Given task:
Find every line with the word "correspondências" and give their count, nothing else.

■ ■ ■ ■ ■ ■ ■

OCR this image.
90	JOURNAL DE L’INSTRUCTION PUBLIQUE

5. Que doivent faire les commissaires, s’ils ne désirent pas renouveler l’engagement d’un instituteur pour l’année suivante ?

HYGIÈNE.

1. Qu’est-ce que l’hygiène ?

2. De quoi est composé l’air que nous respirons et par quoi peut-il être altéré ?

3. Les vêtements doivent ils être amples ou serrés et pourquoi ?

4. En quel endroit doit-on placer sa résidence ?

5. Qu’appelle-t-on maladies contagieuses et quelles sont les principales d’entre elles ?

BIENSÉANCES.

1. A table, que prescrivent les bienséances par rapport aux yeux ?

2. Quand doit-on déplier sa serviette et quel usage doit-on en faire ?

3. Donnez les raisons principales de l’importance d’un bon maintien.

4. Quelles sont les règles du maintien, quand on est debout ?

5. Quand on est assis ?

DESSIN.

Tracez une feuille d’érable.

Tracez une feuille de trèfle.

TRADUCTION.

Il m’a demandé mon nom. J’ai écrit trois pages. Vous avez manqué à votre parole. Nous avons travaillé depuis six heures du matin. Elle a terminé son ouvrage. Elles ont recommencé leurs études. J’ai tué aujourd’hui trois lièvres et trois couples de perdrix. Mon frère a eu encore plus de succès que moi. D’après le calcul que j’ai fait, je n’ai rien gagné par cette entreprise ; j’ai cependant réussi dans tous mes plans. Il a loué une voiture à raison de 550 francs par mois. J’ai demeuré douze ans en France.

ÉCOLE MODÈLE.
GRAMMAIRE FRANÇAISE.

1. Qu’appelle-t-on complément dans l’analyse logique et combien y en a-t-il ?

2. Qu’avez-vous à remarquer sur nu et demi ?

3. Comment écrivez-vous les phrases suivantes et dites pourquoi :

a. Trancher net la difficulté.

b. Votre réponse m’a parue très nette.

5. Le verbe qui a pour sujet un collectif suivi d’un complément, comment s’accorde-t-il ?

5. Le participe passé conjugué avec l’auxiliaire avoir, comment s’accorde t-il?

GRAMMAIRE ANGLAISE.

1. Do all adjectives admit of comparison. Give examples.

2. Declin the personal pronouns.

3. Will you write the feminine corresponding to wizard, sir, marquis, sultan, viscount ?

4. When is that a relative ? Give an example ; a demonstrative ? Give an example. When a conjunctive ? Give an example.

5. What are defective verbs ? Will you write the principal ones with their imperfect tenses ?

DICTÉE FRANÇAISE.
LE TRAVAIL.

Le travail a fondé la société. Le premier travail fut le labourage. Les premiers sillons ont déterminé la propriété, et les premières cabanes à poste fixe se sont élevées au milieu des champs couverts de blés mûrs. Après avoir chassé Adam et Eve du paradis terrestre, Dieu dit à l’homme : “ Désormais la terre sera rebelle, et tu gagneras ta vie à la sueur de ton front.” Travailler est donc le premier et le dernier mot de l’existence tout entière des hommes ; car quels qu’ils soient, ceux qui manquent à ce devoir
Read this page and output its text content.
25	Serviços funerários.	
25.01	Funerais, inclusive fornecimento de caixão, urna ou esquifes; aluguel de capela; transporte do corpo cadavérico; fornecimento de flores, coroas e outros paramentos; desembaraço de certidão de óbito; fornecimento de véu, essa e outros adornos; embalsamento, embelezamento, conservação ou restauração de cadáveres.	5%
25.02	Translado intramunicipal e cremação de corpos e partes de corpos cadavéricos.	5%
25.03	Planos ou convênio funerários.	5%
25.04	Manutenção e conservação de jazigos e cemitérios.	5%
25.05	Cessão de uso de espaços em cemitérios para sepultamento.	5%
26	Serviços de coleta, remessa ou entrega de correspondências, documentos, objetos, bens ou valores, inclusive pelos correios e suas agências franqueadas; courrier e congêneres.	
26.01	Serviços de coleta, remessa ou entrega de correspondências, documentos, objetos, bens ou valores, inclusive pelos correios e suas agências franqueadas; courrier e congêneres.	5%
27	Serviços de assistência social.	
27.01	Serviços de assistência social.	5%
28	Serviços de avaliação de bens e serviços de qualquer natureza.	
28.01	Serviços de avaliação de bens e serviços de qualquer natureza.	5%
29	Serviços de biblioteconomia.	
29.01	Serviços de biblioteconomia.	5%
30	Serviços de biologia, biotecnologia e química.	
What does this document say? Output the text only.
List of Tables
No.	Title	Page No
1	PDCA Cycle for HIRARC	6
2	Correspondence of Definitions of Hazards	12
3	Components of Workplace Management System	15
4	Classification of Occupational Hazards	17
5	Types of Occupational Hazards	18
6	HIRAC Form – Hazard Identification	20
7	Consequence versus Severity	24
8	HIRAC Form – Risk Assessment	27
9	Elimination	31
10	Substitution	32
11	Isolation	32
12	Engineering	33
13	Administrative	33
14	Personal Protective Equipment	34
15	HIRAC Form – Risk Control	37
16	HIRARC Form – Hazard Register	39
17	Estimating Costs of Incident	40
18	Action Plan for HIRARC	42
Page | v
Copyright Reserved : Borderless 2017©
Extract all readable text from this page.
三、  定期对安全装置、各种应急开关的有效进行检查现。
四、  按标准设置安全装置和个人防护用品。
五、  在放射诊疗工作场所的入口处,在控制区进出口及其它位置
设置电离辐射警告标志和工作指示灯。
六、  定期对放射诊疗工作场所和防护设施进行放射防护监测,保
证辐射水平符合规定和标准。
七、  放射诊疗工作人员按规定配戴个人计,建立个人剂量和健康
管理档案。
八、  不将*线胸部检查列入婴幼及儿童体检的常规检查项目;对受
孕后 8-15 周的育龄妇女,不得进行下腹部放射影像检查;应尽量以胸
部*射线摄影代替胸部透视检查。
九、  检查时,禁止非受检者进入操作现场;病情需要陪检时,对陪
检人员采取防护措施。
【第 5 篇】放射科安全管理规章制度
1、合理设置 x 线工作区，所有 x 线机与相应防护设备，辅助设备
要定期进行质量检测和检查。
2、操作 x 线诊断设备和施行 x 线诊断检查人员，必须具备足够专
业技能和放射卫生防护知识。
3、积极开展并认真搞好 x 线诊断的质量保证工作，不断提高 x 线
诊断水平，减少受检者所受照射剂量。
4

■ ■ ■ ■ ■ ■ ■

Reply:
2